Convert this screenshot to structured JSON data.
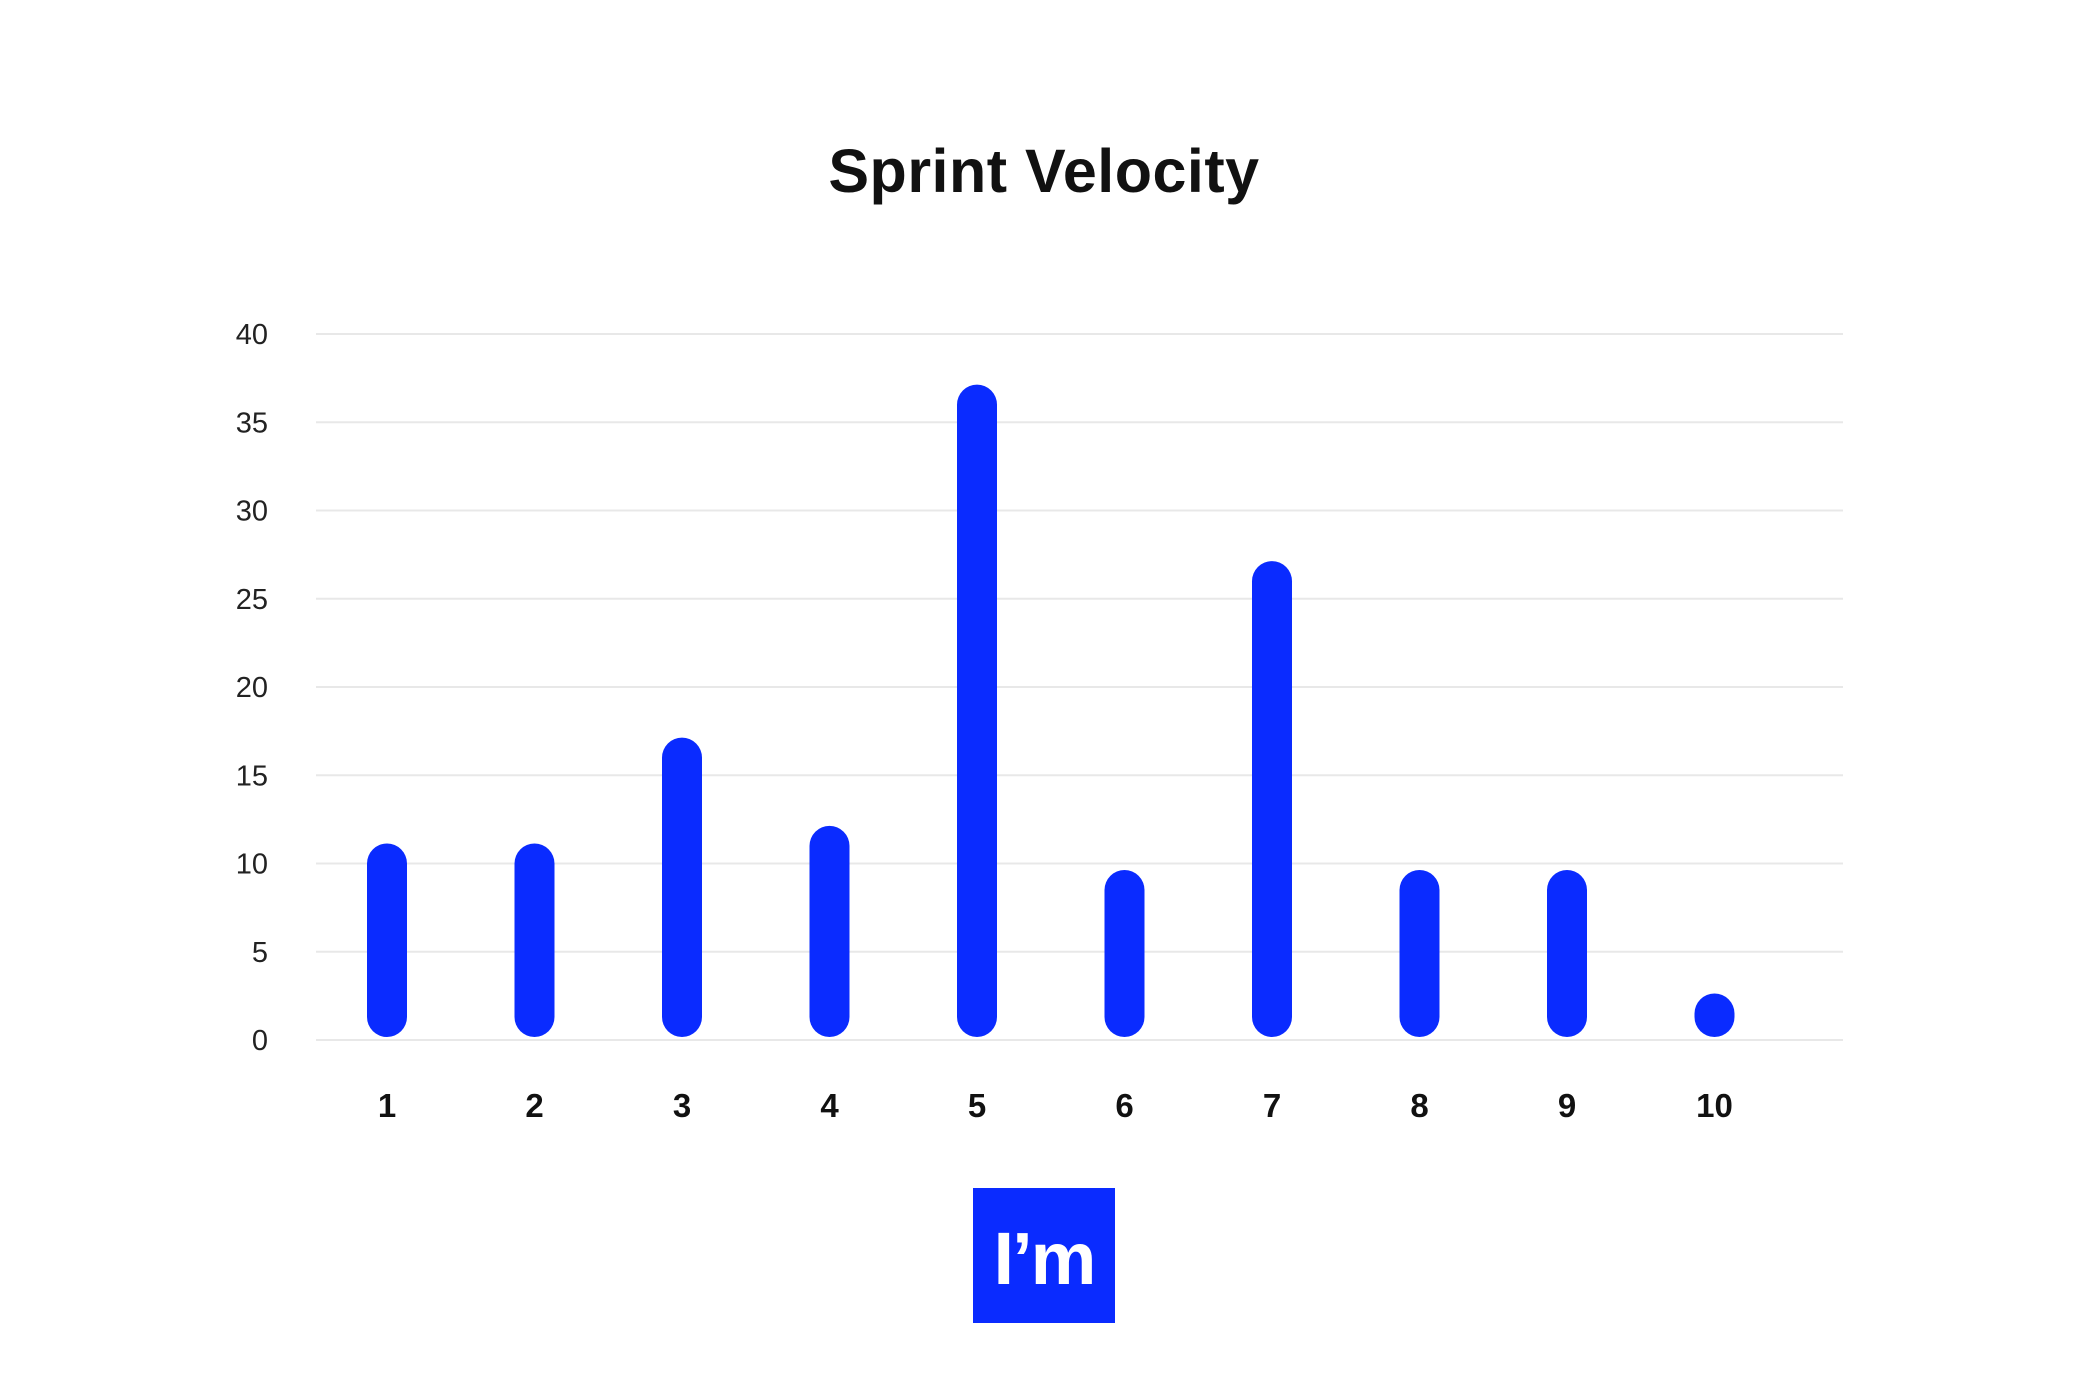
{
  "chart_data": {
    "type": "bar",
    "title": "Sprint Velocity",
    "xlabel": "",
    "ylabel": "",
    "categories": [
      "1",
      "2",
      "3",
      "4",
      "5",
      "6",
      "7",
      "8",
      "9",
      "10"
    ],
    "values": [
      10,
      10,
      16,
      11,
      36,
      8.5,
      26,
      8.5,
      8.5,
      1.5
    ],
    "ylim": [
      0,
      40
    ],
    "yticks": [
      0,
      5,
      10,
      15,
      20,
      25,
      30,
      35,
      40
    ],
    "grid": true,
    "legend": "none",
    "bar_color": "#0a2bff",
    "grid_color": "#e8e8e8"
  },
  "logo": {
    "text": "I’m",
    "color": "#0a2bff"
  }
}
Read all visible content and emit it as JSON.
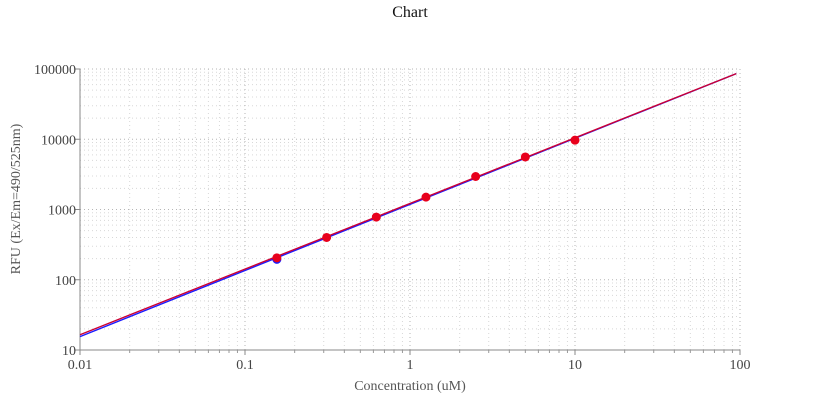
{
  "chart_data": {
    "type": "scatter",
    "title": "Chart",
    "xlabel": "Concentration (uM)",
    "ylabel": "RFU (Ex/Em=490/525nm)",
    "x_scale": "log",
    "y_scale": "log",
    "xlim": [
      0.01,
      100
    ],
    "ylim": [
      10,
      100000
    ],
    "x_ticks": [
      "0.01",
      "0.1",
      "1",
      "10",
      "100"
    ],
    "y_ticks": [
      "10",
      "100",
      "1000",
      "10000",
      "100000"
    ],
    "grid": "dotted",
    "legend": "none",
    "series": [
      {
        "color": "#e8001c",
        "marker": "circle",
        "points": [
          {
            "x": 0.156,
            "y": 205
          },
          {
            "x": 0.3125,
            "y": 400
          },
          {
            "x": 0.625,
            "y": 780
          },
          {
            "x": 1.25,
            "y": 1500
          },
          {
            "x": 2.5,
            "y": 2950
          },
          {
            "x": 5,
            "y": 5600
          },
          {
            "x": 10,
            "y": 9700
          }
        ]
      },
      {
        "color": "#1a1aff",
        "marker": "circle",
        "points": [
          {
            "x": 0.156,
            "y": 195
          }
        ]
      }
    ],
    "fit_lines": [
      {
        "color": "#1a1aff",
        "from": {
          "x": 0.01,
          "y": 15.5
        },
        "to": {
          "x": 95,
          "y": 86000
        }
      },
      {
        "color": "#cc0033",
        "from": {
          "x": 0.01,
          "y": 16.5
        },
        "to": {
          "x": 95,
          "y": 86000
        }
      }
    ]
  }
}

##############################

## Problem requirements
Set down the records in full and exactly. Do not carry over any image.

## Written response
Convert this screenshot to structured JSON data.
{
  "chart_data": {
    "type": "bar",
    "title": "Sprint Velocity",
    "xlabel": "",
    "ylabel": "",
    "categories": [
      "1",
      "2",
      "3",
      "4",
      "5",
      "6",
      "7",
      "8",
      "9",
      "10"
    ],
    "values": [
      10,
      10,
      16,
      11,
      36,
      8.5,
      26,
      8.5,
      8.5,
      1.5
    ],
    "ylim": [
      0,
      40
    ],
    "yticks": [
      0,
      5,
      10,
      15,
      20,
      25,
      30,
      35,
      40
    ],
    "grid": true,
    "legend": "none",
    "bar_color": "#0a2bff",
    "grid_color": "#e8e8e8"
  },
  "logo": {
    "text": "I’m",
    "color": "#0a2bff"
  }
}
Read all visible content and emit it as JSON.
{
  "chart_data": {
    "type": "scatter",
    "title": "Chart",
    "xlabel": "Concentration (uM)",
    "ylabel": "RFU (Ex/Em=490/525nm)",
    "x_scale": "log",
    "y_scale": "log",
    "xlim": [
      0.01,
      100
    ],
    "ylim": [
      10,
      100000
    ],
    "x_ticks": [
      "0.01",
      "0.1",
      "1",
      "10",
      "100"
    ],
    "y_ticks": [
      "10",
      "100",
      "1000",
      "10000",
      "100000"
    ],
    "grid": "dotted",
    "legend": "none",
    "series": [
      {
        "color": "#e8001c",
        "marker": "circle",
        "points": [
          {
            "x": 0.156,
            "y": 205
          },
          {
            "x": 0.3125,
            "y": 400
          },
          {
            "x": 0.625,
            "y": 780
          },
          {
            "x": 1.25,
            "y": 1500
          },
          {
            "x": 2.5,
            "y": 2950
          },
          {
            "x": 5,
            "y": 5600
          },
          {
            "x": 10,
            "y": 9700
          }
        ]
      },
      {
        "color": "#1a1aff",
        "marker": "circle",
        "points": [
          {
            "x": 0.156,
            "y": 195
          }
        ]
      }
    ],
    "fit_lines": [
      {
        "color": "#1a1aff",
        "from": {
          "x": 0.01,
          "y": 15.5
        },
        "to": {
          "x": 95,
          "y": 86000
        }
      },
      {
        "color": "#cc0033",
        "from": {
          "x": 0.01,
          "y": 16.5
        },
        "to": {
          "x": 95,
          "y": 86000
        }
      }
    ]
  }
}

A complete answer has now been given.